Exercise: Copy out the data below verbatim.

Data items:
•••••
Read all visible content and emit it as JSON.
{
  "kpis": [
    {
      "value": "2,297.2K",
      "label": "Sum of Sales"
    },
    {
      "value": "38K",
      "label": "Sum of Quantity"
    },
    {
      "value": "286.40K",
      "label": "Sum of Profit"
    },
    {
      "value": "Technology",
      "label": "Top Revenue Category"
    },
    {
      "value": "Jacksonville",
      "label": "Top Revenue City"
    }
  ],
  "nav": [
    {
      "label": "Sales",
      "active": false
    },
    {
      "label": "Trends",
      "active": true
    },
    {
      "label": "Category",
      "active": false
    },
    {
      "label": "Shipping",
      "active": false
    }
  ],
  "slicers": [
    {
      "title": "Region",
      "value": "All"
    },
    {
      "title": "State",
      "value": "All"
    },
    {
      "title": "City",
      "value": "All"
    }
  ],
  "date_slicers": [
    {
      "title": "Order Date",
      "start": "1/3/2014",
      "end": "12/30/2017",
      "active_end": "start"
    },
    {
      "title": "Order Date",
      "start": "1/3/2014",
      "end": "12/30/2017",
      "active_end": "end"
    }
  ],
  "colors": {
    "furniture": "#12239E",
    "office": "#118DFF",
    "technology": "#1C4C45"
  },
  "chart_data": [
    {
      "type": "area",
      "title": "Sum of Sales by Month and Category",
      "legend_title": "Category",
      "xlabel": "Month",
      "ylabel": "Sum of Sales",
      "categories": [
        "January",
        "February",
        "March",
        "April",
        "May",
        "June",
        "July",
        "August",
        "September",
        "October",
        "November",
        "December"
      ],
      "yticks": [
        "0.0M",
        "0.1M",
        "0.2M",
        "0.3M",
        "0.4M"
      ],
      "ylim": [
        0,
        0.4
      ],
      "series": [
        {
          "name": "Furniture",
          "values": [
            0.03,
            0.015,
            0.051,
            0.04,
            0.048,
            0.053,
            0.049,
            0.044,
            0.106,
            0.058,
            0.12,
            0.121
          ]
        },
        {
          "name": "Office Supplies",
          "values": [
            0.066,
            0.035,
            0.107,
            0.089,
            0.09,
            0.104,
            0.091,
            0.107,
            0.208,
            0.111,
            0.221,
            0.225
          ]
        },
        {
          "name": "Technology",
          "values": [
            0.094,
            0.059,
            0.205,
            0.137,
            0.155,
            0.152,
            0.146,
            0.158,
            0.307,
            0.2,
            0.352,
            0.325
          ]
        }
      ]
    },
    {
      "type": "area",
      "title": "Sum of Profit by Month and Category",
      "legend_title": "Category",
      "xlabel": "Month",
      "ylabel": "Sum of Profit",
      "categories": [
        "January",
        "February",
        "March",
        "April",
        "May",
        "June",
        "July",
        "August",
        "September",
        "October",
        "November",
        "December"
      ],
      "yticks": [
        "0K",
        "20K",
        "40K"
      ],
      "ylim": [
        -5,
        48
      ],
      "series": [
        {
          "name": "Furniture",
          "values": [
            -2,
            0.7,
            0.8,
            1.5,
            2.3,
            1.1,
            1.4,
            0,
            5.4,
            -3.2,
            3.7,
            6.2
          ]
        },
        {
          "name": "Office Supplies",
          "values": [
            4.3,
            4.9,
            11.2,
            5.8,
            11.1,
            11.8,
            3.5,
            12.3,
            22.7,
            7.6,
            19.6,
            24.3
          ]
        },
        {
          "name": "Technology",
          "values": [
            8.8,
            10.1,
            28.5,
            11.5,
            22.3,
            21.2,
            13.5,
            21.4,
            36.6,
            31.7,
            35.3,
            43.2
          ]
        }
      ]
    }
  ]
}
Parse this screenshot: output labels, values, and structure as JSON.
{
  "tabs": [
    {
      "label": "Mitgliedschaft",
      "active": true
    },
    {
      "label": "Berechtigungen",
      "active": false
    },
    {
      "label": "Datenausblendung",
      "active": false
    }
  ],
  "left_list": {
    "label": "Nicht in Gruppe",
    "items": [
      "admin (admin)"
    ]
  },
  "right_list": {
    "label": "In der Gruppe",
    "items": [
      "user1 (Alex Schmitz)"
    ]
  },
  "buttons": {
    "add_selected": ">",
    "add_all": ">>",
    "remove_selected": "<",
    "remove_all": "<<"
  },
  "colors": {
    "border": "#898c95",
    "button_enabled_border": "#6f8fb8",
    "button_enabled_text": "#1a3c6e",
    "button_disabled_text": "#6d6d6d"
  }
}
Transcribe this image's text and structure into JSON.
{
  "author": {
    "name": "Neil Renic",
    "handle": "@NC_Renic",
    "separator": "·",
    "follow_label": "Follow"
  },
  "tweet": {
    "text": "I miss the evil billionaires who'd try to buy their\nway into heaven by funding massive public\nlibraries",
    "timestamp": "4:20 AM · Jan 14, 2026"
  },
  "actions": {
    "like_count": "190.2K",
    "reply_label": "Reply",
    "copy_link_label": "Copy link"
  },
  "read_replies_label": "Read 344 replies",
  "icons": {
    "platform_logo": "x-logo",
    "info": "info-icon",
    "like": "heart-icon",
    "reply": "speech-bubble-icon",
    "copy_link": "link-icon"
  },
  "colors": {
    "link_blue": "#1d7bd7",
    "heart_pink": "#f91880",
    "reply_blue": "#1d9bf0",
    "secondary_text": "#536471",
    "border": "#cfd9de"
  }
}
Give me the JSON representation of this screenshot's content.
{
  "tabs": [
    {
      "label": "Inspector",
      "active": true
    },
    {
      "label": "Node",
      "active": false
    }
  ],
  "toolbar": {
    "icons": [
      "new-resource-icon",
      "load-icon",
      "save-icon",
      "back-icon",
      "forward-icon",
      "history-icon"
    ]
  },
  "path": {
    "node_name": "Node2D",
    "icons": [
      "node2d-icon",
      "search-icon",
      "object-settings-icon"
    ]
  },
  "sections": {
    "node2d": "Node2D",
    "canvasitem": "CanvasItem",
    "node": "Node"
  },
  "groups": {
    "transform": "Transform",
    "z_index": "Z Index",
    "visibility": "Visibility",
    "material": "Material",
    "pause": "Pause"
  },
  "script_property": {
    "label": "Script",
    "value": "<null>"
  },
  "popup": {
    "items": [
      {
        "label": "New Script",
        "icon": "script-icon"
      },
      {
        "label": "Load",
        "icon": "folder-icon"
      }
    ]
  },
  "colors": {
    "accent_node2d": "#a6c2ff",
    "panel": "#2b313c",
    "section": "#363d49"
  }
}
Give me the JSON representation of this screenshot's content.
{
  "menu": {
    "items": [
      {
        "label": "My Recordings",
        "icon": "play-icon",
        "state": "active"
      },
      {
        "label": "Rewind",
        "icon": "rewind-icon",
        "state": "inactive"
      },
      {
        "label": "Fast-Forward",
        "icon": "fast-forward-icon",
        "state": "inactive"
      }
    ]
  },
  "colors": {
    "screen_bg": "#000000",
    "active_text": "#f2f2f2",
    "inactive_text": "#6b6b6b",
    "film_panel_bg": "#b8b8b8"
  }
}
•••••
Reply to the exercise:
Read all visible content and emit it as JSON.
{
  "kpis": [
    {
      "value": "2,297.2K",
      "label": "Sum of Sales"
    },
    {
      "value": "38K",
      "label": "Sum of Quantity"
    },
    {
      "value": "286.40K",
      "label": "Sum of Profit"
    },
    {
      "value": "Technology",
      "label": "Top Revenue Category"
    },
    {
      "value": "Jacksonville",
      "label": "Top Revenue City"
    }
  ],
  "nav": [
    {
      "label": "Sales",
      "active": false
    },
    {
      "label": "Trends",
      "active": true
    },
    {
      "label": "Category",
      "active": false
    },
    {
      "label": "Shipping",
      "active": false
    }
  ],
  "slicers": [
    {
      "title": "Region",
      "value": "All"
    },
    {
      "title": "State",
      "value": "All"
    },
    {
      "title": "City",
      "value": "All"
    }
  ],
  "date_slicers": [
    {
      "title": "Order Date",
      "start": "1/3/2014",
      "end": "12/30/2017",
      "active_end": "start"
    },
    {
      "title": "Order Date",
      "start": "1/3/2014",
      "end": "12/30/2017",
      "active_end": "end"
    }
  ],
  "colors": {
    "furniture": "#12239E",
    "office": "#118DFF",
    "technology": "#1C4C45"
  },
  "chart_data": [
    {
      "type": "area",
      "title": "Sum of Sales by Month and Category",
      "legend_title": "Category",
      "xlabel": "Month",
      "ylabel": "Sum of Sales",
      "categories": [
        "January",
        "February",
        "March",
        "April",
        "May",
        "June",
        "July",
        "August",
        "September",
        "October",
        "November",
        "December"
      ],
      "yticks": [
        "0.0M",
        "0.1M",
        "0.2M",
        "0.3M",
        "0.4M"
      ],
      "ylim": [
        0,
        0.4
      ],
      "series": [
        {
          "name": "Furniture",
          "values": [
            0.03,
            0.015,
            0.051,
            0.04,
            0.048,
            0.053,
            0.049,
            0.044,
            0.106,
            0.058,
            0.12,
            0.121
          ]
        },
        {
          "name": "Office Supplies",
          "values": [
            0.066,
            0.035,
            0.107,
            0.089,
            0.09,
            0.104,
            0.091,
            0.107,
            0.208,
            0.111,
            0.221,
            0.225
          ]
        },
        {
          "name": "Technology",
          "values": [
            0.094,
            0.059,
            0.205,
            0.137,
            0.155,
            0.152,
            0.146,
            0.158,
            0.307,
            0.2,
            0.352,
            0.325
          ]
        }
      ]
    },
    {
      "type": "area",
      "title": "Sum of Profit by Month and Category",
      "legend_title": "Category",
      "xlabel": "Month",
      "ylabel": "Sum of Profit",
      "categories": [
        "January",
        "February",
        "March",
        "April",
        "May",
        "June",
        "July",
        "August",
        "September",
        "October",
        "November",
        "December"
      ],
      "yticks": [
        "0K",
        "20K",
        "40K"
      ],
      "ylim": [
        -5,
        48
      ],
      "series": [
        {
          "name": "Furniture",
          "values": [
            -2,
            0.7,
            0.8,
            1.5,
            2.3,
            1.1,
            1.4,
            0,
            5.4,
            -3.2,
            3.7,
            6.2
          ]
        },
        {
          "name": "Office Supplies",
          "values": [
            4.3,
            4.9,
            11.2,
            5.8,
            11.1,
            11.8,
            3.5,
            12.3,
            22.7,
            7.6,
            19.6,
            24.3
          ]
        },
        {
          "name": "Technology",
          "values": [
            8.8,
            10.1,
            28.5,
            11.5,
            22.3,
            21.2,
            13.5,
            21.4,
            36.6,
            31.7,
            35.3,
            43.2
          ]
        }
      ]
    }
  ]
}
Parse this screenshot: output labels, values, and structure as JSON.
{
  "tabs": [
    {
      "label": "Mitgliedschaft",
      "active": true
    },
    {
      "label": "Berechtigungen",
      "active": false
    },
    {
      "label": "Datenausblendung",
      "active": false
    }
  ],
  "left_list": {
    "label": "Nicht in Gruppe",
    "items": [
      "admin (admin)"
    ]
  },
  "right_list": {
    "label": "In der Gruppe",
    "items": [
      "user1 (Alex Schmitz)"
    ]
  },
  "buttons": {
    "add_selected": ">",
    "add_all": ">>",
    "remove_selected": "<",
    "remove_all": "<<"
  },
  "colors": {
    "border": "#898c95",
    "button_enabled_border": "#6f8fb8",
    "button_enabled_text": "#1a3c6e",
    "button_disabled_text": "#6d6d6d"
  }
}
Transcribe this image's text and structure into JSON.
{
  "author": {
    "name": "Neil Renic",
    "handle": "@NC_Renic",
    "separator": "·",
    "follow_label": "Follow"
  },
  "tweet": {
    "text": "I miss the evil billionaires who'd try to buy their\nway into heaven by funding massive public\nlibraries",
    "timestamp": "4:20 AM · Jan 14, 2026"
  },
  "actions": {
    "like_count": "190.2K",
    "reply_label": "Reply",
    "copy_link_label": "Copy link"
  },
  "read_replies_label": "Read 344 replies",
  "icons": {
    "platform_logo": "x-logo",
    "info": "info-icon",
    "like": "heart-icon",
    "reply": "speech-bubble-icon",
    "copy_link": "link-icon"
  },
  "colors": {
    "link_blue": "#1d7bd7",
    "heart_pink": "#f91880",
    "reply_blue": "#1d9bf0",
    "secondary_text": "#536471",
    "border": "#cfd9de"
  }
}
Give me the JSON representation of this screenshot's content.
{
  "tabs": [
    {
      "label": "Inspector",
      "active": true
    },
    {
      "label": "Node",
      "active": false
    }
  ],
  "toolbar": {
    "icons": [
      "new-resource-icon",
      "load-icon",
      "save-icon",
      "back-icon",
      "forward-icon",
      "history-icon"
    ]
  },
  "path": {
    "node_name": "Node2D",
    "icons": [
      "node2d-icon",
      "search-icon",
      "object-settings-icon"
    ]
  },
  "sections": {
    "node2d": "Node2D",
    "canvasitem": "CanvasItem",
    "node": "Node"
  },
  "groups": {
    "transform": "Transform",
    "z_index": "Z Index",
    "visibility": "Visibility",
    "material": "Material",
    "pause": "Pause"
  },
  "script_property": {
    "label": "Script",
    "value": "<null>"
  },
  "popup": {
    "items": [
      {
        "label": "New Script",
        "icon": "script-icon"
      },
      {
        "label": "Load",
        "icon": "folder-icon"
      }
    ]
  },
  "colors": {
    "accent_node2d": "#a6c2ff",
    "panel": "#2b313c",
    "section": "#363d49"
  }
}
Give me the JSON representation of this screenshot's content.
{
  "menu": {
    "items": [
      {
        "label": "My Recordings",
        "icon": "play-icon",
        "state": "active"
      },
      {
        "label": "Rewind",
        "icon": "rewind-icon",
        "state": "inactive"
      },
      {
        "label": "Fast-Forward",
        "icon": "fast-forward-icon",
        "state": "inactive"
      }
    ]
  },
  "colors": {
    "screen_bg": "#000000",
    "active_text": "#f2f2f2",
    "inactive_text": "#6b6b6b",
    "film_panel_bg": "#b8b8b8"
  }
}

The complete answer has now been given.